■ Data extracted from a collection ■
+---+
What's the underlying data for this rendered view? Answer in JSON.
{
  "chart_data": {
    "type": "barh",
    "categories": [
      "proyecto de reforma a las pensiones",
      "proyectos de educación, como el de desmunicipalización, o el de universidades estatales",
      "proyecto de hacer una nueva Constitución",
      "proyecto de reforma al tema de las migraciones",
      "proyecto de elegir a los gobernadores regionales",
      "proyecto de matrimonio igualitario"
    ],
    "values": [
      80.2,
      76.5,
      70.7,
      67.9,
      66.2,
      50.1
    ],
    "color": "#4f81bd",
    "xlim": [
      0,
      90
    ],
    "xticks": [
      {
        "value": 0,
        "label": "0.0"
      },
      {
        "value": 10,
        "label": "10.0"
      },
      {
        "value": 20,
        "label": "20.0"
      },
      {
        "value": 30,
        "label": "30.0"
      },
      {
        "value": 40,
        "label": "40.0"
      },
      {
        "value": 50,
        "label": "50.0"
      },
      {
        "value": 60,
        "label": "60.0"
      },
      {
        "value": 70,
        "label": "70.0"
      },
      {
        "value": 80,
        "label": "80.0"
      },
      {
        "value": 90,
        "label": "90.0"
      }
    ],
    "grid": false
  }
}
+---+
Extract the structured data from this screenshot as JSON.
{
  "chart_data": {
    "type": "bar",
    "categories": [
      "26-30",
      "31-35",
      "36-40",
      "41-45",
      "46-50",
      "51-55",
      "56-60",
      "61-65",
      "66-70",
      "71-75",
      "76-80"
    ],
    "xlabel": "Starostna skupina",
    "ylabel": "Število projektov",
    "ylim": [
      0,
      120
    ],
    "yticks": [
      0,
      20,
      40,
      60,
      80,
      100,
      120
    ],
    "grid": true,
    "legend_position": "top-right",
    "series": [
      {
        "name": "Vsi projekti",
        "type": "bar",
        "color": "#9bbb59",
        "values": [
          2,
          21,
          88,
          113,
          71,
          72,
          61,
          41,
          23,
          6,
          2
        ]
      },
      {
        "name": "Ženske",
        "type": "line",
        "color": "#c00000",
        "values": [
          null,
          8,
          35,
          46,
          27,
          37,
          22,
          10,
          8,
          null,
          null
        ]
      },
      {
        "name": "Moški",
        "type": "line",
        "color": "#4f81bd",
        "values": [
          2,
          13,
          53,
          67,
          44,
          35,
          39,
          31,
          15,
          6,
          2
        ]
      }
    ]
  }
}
+---+
■ What is asked ■
Where does the word "name" appear in the listing? List each line that holds it.

■ Answer ■
        "name": "Vsi projekti",
        "name": "Ženske",
        "name": "Moški",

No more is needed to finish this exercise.